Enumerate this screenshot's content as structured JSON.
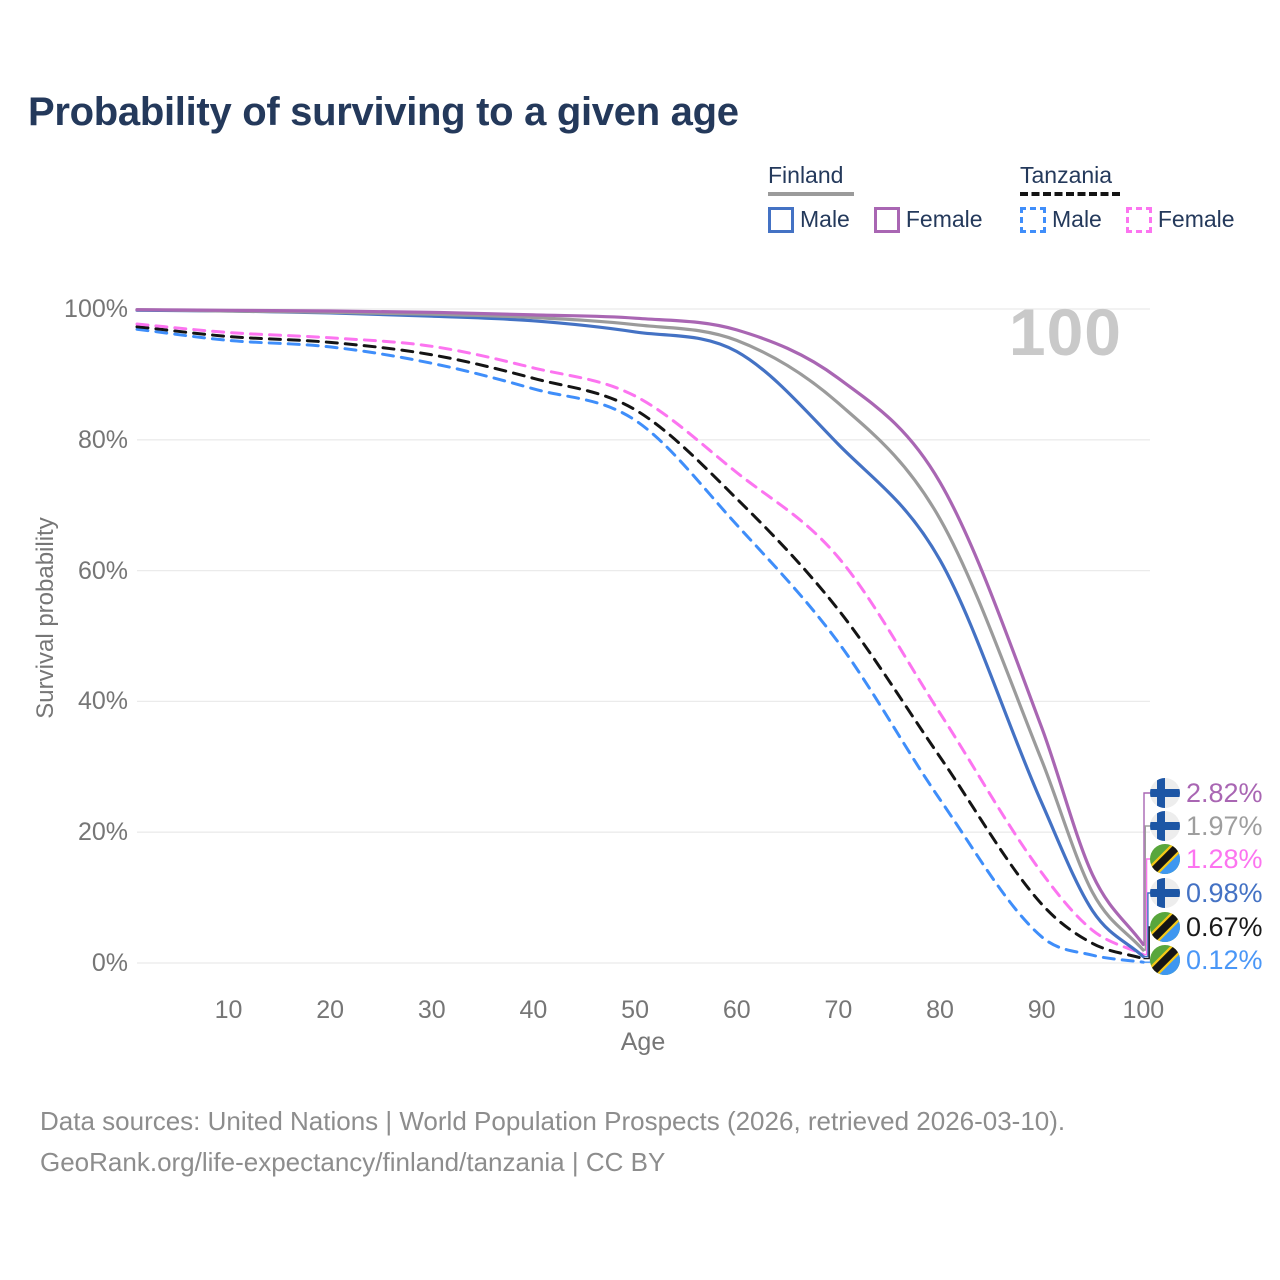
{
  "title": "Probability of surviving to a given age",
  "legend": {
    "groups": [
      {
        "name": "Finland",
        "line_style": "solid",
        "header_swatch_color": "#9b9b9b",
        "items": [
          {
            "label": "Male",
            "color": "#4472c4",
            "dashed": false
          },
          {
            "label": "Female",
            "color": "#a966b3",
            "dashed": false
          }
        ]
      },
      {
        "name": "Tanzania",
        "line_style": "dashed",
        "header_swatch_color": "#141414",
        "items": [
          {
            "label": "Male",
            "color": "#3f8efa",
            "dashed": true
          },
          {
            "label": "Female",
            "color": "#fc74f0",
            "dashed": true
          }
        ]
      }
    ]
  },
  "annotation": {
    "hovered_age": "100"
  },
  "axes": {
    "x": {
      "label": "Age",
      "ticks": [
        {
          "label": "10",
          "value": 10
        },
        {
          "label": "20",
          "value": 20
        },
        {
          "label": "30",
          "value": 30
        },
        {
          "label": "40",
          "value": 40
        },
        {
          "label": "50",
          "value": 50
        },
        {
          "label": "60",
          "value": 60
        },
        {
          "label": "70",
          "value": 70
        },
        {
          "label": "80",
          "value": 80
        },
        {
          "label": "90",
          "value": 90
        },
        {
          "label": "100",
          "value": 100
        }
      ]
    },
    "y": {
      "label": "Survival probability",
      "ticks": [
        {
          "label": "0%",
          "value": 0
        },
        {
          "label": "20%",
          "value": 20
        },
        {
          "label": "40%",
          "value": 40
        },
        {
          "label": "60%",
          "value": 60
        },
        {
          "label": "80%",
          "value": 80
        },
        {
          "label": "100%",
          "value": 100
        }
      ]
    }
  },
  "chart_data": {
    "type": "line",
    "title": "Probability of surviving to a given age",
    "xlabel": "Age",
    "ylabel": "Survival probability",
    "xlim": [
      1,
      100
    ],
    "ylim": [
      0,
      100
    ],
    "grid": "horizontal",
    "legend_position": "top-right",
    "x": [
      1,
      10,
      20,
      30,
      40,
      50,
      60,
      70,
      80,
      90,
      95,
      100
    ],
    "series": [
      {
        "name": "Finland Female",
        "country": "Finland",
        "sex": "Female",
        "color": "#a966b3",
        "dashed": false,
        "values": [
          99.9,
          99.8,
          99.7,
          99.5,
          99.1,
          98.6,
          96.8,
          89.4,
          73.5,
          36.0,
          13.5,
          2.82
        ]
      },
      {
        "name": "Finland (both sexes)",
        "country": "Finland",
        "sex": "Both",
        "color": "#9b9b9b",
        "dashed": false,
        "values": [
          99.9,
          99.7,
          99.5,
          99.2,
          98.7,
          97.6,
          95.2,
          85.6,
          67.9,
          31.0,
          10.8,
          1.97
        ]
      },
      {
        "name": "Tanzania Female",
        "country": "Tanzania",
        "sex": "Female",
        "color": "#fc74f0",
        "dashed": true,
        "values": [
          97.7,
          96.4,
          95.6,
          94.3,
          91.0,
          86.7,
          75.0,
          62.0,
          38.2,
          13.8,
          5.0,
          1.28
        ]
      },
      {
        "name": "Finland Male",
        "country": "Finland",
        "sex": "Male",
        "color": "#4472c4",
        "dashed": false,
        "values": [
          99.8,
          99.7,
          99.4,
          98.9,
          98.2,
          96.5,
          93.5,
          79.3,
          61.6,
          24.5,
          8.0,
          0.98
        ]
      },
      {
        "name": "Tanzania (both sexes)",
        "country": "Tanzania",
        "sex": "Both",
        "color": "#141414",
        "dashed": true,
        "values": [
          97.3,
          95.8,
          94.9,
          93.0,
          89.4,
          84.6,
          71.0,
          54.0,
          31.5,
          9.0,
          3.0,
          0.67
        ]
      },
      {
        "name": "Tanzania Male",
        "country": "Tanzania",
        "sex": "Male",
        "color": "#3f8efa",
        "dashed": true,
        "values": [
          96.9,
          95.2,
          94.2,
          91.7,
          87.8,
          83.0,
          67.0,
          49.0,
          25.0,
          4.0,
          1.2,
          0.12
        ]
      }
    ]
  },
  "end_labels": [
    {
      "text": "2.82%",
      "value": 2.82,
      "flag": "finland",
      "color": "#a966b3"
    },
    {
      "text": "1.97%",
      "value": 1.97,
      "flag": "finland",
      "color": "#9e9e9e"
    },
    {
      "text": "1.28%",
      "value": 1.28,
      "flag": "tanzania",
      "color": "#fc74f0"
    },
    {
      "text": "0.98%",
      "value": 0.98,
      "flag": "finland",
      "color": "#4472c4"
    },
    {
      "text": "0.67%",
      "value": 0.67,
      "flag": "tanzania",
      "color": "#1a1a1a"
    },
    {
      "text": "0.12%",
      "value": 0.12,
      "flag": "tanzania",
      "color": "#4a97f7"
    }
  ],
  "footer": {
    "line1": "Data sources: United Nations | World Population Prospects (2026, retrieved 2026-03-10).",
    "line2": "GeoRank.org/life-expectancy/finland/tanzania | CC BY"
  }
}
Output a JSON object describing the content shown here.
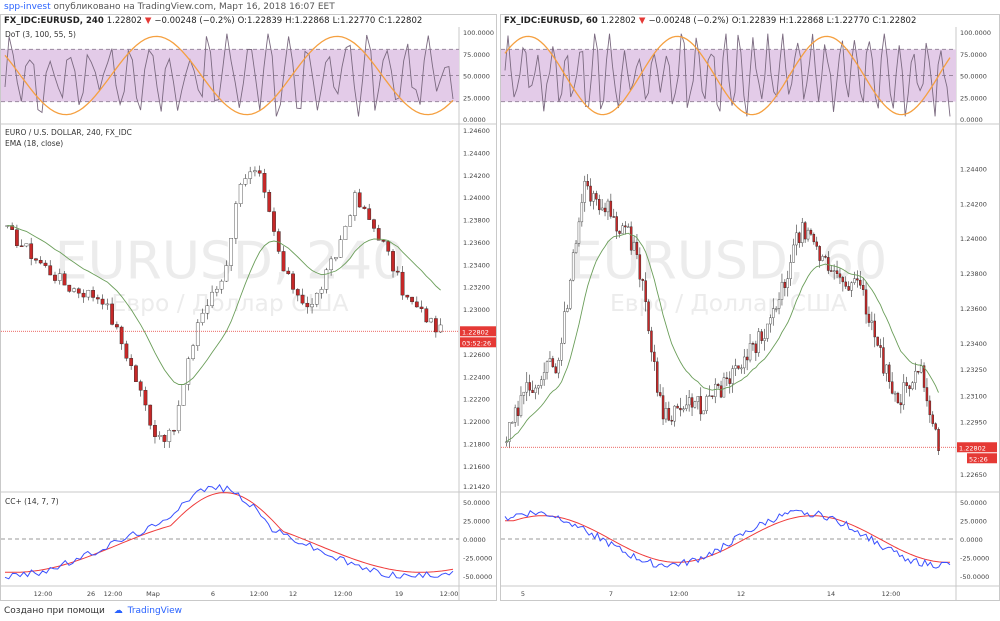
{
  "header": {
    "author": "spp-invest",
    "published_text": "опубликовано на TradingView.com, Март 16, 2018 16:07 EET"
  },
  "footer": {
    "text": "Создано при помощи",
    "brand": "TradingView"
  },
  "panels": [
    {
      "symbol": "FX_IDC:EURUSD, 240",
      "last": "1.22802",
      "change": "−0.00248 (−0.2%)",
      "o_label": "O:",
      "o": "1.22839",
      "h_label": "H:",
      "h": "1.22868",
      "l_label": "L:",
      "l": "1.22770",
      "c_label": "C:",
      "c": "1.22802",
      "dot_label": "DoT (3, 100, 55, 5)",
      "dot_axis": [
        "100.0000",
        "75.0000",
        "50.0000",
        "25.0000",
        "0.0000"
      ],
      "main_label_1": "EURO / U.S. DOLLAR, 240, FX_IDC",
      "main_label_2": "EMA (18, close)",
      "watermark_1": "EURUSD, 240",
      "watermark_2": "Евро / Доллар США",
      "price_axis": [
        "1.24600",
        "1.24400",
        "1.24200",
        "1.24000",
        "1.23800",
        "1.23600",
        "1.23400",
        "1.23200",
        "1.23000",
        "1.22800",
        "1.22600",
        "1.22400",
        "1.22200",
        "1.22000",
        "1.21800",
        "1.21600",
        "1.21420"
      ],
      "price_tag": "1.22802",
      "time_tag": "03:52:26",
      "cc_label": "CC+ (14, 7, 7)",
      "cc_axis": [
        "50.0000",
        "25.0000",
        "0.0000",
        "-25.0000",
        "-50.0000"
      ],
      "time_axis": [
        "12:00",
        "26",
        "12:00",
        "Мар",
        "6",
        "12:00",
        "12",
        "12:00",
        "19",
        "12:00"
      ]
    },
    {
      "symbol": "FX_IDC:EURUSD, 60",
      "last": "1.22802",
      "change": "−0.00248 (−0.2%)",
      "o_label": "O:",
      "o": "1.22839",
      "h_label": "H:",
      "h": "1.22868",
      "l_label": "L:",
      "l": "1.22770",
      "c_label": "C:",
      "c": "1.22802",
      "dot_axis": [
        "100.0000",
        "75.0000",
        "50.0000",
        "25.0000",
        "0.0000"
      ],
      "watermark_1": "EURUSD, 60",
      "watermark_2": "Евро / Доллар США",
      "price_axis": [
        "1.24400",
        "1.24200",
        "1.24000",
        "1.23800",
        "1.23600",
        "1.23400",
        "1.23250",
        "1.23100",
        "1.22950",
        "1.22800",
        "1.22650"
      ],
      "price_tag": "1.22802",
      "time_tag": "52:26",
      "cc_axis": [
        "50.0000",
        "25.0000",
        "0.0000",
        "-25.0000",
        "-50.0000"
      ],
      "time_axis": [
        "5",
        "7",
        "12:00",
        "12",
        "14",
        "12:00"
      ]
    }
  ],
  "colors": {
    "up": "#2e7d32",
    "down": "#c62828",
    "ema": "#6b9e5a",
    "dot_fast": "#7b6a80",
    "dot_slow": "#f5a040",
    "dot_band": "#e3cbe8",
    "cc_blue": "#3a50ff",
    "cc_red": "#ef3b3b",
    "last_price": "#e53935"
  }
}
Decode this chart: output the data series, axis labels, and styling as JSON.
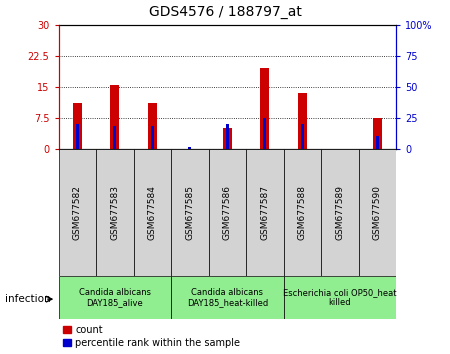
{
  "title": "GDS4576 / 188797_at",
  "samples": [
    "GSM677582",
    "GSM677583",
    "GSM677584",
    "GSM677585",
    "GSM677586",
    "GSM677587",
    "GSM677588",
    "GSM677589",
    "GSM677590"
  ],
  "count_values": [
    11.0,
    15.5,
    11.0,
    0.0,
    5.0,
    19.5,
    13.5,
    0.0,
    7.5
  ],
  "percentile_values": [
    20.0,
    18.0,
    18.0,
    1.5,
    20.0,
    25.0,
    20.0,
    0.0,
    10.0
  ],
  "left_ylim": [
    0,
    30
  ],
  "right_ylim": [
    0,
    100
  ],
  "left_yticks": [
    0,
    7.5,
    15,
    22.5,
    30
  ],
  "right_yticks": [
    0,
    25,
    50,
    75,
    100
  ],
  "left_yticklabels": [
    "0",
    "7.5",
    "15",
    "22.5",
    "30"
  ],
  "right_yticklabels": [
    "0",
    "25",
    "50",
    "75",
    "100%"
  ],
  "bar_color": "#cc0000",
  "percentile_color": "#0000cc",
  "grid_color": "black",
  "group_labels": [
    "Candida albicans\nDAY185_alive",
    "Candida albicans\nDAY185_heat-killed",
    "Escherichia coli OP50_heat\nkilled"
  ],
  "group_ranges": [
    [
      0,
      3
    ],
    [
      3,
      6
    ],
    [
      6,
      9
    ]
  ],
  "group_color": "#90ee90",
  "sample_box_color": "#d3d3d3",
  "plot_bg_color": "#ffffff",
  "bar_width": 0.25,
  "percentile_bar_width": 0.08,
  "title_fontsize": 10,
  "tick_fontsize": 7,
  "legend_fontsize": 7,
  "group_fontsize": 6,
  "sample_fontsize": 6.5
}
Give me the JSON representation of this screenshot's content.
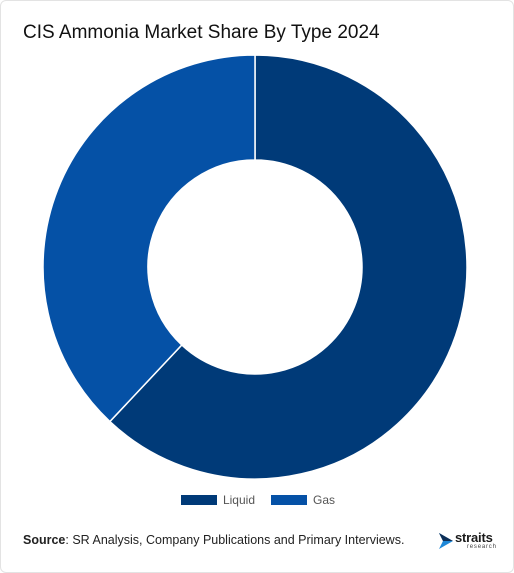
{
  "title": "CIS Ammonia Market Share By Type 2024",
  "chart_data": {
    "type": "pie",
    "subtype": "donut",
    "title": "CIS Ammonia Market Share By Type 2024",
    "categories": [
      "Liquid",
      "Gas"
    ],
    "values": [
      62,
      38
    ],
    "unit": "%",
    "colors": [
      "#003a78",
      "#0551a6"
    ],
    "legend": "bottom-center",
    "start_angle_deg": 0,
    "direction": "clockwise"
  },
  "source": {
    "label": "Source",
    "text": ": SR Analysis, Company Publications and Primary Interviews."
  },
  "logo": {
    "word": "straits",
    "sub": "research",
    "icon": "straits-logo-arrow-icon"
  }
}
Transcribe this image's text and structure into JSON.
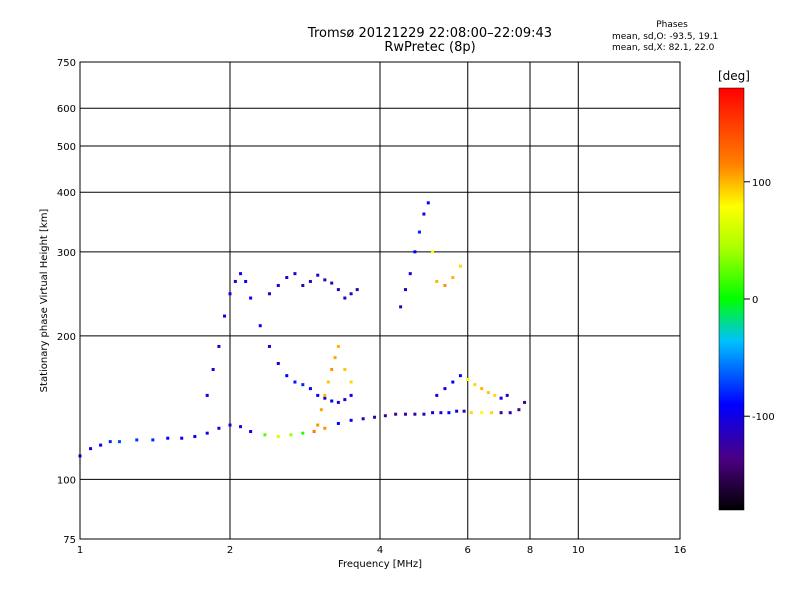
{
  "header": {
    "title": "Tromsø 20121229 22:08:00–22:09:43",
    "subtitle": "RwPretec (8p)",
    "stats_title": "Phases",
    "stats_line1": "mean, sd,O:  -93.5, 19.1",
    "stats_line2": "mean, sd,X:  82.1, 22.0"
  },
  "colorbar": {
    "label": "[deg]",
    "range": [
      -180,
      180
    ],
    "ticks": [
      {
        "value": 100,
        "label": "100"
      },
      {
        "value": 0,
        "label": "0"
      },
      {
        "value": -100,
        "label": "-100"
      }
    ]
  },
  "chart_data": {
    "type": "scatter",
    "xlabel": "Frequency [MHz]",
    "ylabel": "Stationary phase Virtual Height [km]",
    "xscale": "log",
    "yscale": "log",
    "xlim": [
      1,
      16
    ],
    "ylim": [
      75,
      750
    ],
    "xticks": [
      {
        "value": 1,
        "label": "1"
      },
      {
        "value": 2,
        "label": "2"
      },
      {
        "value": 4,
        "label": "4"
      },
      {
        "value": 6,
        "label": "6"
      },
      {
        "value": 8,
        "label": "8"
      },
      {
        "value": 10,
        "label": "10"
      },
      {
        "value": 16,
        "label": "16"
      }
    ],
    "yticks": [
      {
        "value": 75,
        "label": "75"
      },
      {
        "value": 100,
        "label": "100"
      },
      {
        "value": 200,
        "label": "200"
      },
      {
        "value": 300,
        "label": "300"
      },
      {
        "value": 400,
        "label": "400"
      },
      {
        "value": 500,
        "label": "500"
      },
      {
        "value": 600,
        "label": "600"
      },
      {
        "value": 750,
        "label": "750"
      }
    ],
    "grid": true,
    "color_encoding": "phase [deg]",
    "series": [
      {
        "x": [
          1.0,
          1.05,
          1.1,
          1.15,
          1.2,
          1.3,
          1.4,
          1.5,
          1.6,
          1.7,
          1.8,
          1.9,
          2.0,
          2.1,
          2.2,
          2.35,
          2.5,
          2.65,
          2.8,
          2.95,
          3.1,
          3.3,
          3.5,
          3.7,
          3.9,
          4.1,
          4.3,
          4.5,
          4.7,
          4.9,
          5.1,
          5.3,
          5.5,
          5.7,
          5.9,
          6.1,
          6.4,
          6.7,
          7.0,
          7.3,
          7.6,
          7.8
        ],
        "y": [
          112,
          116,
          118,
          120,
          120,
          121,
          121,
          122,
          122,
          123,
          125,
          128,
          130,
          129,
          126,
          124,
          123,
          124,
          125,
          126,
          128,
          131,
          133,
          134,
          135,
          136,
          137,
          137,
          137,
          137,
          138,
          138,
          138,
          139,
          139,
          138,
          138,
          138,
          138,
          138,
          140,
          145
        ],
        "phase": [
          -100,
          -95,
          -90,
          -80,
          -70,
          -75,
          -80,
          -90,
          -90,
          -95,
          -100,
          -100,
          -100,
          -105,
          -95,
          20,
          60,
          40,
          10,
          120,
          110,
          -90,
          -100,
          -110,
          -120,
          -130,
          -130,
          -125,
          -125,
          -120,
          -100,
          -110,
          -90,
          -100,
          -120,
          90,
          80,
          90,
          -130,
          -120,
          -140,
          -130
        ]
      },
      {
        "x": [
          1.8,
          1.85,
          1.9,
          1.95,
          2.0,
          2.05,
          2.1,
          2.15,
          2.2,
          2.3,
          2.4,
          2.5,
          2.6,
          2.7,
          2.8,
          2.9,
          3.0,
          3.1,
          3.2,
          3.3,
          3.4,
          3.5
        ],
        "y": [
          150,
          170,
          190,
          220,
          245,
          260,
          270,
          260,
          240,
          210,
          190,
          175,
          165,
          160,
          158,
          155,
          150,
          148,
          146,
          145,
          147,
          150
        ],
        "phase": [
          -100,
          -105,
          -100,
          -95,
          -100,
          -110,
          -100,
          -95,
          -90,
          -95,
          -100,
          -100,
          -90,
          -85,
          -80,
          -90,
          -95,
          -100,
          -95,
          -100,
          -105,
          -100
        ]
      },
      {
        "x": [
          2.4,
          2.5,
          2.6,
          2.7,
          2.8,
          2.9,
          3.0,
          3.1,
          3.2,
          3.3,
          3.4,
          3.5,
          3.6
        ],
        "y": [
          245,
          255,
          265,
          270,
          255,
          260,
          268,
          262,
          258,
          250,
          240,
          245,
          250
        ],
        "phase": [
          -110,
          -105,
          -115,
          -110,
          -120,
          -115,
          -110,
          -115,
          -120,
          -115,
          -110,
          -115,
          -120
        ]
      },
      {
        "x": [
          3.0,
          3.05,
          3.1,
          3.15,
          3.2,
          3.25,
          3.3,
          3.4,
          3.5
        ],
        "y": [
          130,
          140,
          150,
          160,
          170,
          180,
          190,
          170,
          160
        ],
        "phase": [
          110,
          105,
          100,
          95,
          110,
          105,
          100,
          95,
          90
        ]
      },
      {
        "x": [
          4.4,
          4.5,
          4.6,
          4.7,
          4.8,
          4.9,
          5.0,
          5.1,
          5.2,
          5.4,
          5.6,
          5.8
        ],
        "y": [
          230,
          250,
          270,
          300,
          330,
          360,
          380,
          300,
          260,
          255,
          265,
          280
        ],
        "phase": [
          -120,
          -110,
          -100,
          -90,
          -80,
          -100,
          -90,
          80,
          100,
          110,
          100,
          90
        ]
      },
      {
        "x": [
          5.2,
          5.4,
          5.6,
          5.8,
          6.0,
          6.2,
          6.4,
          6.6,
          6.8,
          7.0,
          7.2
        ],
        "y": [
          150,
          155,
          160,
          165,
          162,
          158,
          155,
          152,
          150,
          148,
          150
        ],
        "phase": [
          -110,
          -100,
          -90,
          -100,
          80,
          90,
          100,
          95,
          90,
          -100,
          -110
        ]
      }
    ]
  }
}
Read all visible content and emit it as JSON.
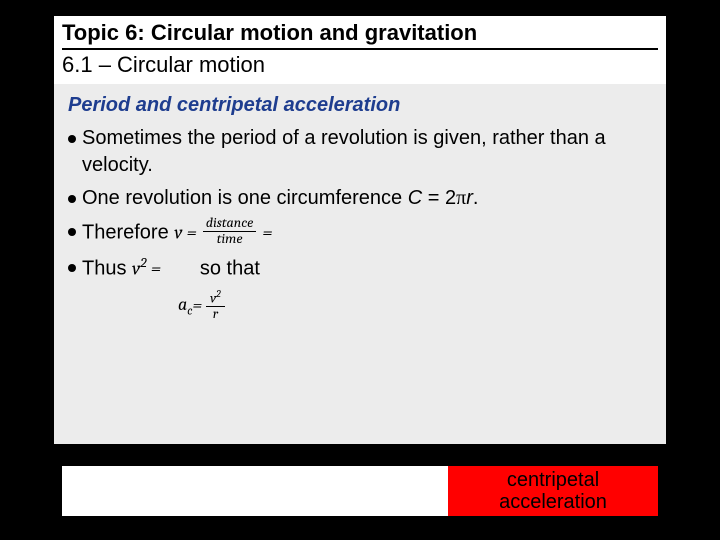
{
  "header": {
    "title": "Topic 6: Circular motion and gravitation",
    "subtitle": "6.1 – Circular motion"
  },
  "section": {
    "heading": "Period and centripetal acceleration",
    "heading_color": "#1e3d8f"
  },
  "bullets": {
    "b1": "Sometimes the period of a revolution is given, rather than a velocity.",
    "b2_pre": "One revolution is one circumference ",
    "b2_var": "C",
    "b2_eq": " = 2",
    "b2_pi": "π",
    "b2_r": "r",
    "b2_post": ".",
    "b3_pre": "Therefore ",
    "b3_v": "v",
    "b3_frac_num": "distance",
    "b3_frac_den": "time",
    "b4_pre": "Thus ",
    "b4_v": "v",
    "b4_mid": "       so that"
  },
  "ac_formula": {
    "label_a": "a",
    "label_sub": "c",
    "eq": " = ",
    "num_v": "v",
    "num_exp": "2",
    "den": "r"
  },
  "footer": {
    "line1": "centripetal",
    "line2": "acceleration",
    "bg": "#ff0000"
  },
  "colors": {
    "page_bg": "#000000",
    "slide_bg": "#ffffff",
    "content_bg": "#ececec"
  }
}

----------------

Report how many lines in the listing above include the word "albicans". Give nothing but the number.

# RESPONSE
2